# ЧТО НУЖНО СДЕЛАТЬ
Перепишите приведенные ниже строки точно, от первой до последней. Изображения в ответ не включайте.

+++ ИСХОДНЫЕ СТРОКИ +++

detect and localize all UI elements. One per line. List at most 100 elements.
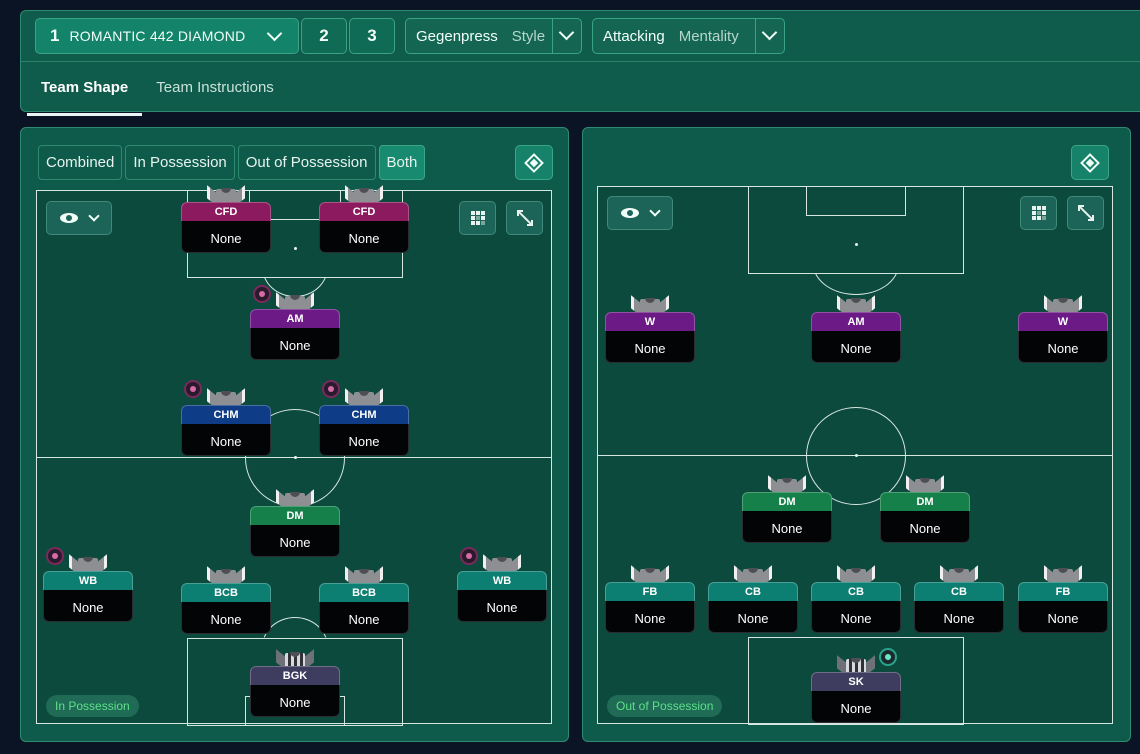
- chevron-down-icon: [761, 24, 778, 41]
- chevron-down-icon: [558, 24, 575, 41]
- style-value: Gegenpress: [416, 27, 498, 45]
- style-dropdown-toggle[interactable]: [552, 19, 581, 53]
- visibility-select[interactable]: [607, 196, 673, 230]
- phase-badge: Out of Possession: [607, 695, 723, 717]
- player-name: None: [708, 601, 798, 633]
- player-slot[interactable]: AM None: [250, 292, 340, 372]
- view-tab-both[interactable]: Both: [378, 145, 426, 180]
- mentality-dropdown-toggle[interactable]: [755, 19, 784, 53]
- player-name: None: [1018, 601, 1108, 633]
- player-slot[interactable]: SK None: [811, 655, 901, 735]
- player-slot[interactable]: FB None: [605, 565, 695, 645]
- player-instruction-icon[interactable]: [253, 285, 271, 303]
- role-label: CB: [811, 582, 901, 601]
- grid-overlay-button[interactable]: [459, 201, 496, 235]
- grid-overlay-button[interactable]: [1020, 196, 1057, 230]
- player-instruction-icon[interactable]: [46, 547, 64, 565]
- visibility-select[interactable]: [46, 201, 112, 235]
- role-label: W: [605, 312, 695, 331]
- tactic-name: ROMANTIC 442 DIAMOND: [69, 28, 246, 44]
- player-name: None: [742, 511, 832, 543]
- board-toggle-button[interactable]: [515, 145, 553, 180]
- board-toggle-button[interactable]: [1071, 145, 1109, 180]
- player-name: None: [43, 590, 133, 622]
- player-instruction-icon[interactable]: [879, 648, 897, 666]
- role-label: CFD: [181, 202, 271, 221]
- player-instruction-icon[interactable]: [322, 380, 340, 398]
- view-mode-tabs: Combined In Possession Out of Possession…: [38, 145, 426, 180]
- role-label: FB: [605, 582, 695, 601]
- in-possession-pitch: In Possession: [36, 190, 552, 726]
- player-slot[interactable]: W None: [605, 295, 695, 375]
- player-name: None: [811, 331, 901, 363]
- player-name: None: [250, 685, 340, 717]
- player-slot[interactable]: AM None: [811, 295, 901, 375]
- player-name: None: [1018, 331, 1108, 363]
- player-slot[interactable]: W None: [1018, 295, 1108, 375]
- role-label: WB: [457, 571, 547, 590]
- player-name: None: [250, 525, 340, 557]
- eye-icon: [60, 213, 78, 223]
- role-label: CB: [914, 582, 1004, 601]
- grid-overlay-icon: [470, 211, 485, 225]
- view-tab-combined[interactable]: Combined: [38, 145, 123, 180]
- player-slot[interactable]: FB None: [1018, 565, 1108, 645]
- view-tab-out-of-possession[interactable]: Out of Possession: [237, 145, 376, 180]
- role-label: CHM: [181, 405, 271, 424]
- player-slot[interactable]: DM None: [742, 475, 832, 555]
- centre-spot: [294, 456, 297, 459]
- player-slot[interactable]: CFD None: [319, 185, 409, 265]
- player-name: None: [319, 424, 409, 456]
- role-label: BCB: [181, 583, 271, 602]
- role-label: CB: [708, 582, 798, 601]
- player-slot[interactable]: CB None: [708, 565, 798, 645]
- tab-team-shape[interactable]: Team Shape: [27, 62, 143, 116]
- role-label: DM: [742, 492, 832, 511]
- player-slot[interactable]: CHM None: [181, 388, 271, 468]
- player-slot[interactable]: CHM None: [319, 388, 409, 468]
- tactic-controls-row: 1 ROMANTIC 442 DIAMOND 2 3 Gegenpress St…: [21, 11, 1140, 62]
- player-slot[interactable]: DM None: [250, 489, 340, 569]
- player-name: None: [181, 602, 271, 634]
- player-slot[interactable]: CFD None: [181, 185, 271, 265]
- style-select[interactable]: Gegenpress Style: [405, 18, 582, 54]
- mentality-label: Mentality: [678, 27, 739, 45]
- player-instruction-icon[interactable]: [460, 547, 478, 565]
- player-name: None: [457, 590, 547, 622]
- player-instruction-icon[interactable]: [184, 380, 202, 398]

+++

# РЕШЕНИЕ
detect and localize all UI elements. One per line. List at most 100 elements.
- chevron-down-icon: [761, 24, 778, 41]
- chevron-down-icon: [558, 24, 575, 41]
- style-value: Gegenpress: [416, 27, 498, 45]
- style-dropdown-toggle[interactable]: [552, 19, 581, 53]
- visibility-select[interactable]: [607, 196, 673, 230]
- phase-badge: Out of Possession: [607, 695, 723, 717]
- player-name: None: [708, 601, 798, 633]
- player-slot[interactable]: AM None: [250, 292, 340, 372]
- view-tab-both[interactable]: Both: [378, 145, 426, 180]
- mentality-dropdown-toggle[interactable]: [755, 19, 784, 53]
- player-name: None: [1018, 601, 1108, 633]
- player-slot[interactable]: SK None: [811, 655, 901, 735]
- player-slot[interactable]: FB None: [605, 565, 695, 645]
- player-instruction-icon[interactable]: [253, 285, 271, 303]
- role-label: CB: [811, 582, 901, 601]
- grid-overlay-button[interactable]: [459, 201, 496, 235]
- grid-overlay-button[interactable]: [1020, 196, 1057, 230]
- player-instruction-icon[interactable]: [46, 547, 64, 565]
- visibility-select[interactable]: [46, 201, 112, 235]
- role-label: W: [605, 312, 695, 331]
- tactic-name: ROMANTIC 442 DIAMOND: [69, 28, 246, 44]
- player-name: None: [742, 511, 832, 543]
- board-toggle-button[interactable]: [515, 145, 553, 180]
- board-toggle-button[interactable]: [1071, 145, 1109, 180]
- player-name: None: [43, 590, 133, 622]
- player-instruction-icon[interactable]: [879, 648, 897, 666]
- role-label: CFD: [181, 202, 271, 221]
- player-instruction-icon[interactable]: [322, 380, 340, 398]
- view-mode-tabs: Combined In Possession Out of Possession…: [38, 145, 426, 180]
- role-label: FB: [605, 582, 695, 601]
- in-possession-pitch: In Possession: [36, 190, 552, 726]
- player-slot[interactable]: W None: [605, 295, 695, 375]
- player-name: None: [811, 331, 901, 363]
- player-name: None: [250, 685, 340, 717]
- player-slot[interactable]: AM None: [811, 295, 901, 375]
- player-name: None: [1018, 331, 1108, 363]
- player-slot[interactable]: W None: [1018, 295, 1108, 375]
- role-label: WB: [457, 571, 547, 590]
- player-name: None: [250, 525, 340, 557]
- eye-icon: [60, 213, 78, 223]
- role-label: CB: [914, 582, 1004, 601]
- grid-overlay-icon: [470, 211, 485, 225]
- view-tab-combined[interactable]: Combined: [38, 145, 123, 180]
- player-slot[interactable]: FB None: [1018, 565, 1108, 645]
- view-tab-out-of-possession[interactable]: Out of Possession: [237, 145, 376, 180]
- role-label: CHM: [181, 405, 271, 424]
- player-slot[interactable]: DM None: [742, 475, 832, 555]
- centre-spot: [294, 456, 297, 459]
- player-slot[interactable]: CFD None: [319, 185, 409, 265]
- player-name: None: [319, 424, 409, 456]
- role-label: BCB: [181, 583, 271, 602]
- role-label: CB: [708, 582, 798, 601]
- player-slot[interactable]: CB None: [708, 565, 798, 645]
- tab-team-shape[interactable]: Team Shape: [27, 62, 143, 116]
- role-label: DM: [742, 492, 832, 511]
- player-slot[interactable]: CHM None: [181, 388, 271, 468]
- player-slot[interactable]: CHM None: [319, 388, 409, 468]
- tactic-controls-row: 1 ROMANTIC 442 DIAMOND 2 3 Gegenpress St…: [21, 11, 1140, 62]
- player-slot[interactable]: DM None: [250, 489, 340, 569]
- player-name: None: [181, 602, 271, 634]
- player-slot[interactable]: CFD None: [181, 185, 271, 265]
- style-select[interactable]: Gegenpress Style: [405, 18, 582, 54]
- mentality-label: Mentality: [678, 27, 739, 45]
- player-instruction-icon[interactable]: [460, 547, 478, 565]
- player-name: None: [457, 590, 547, 622]
- player-instruction-icon[interactable]: [184, 380, 202, 398]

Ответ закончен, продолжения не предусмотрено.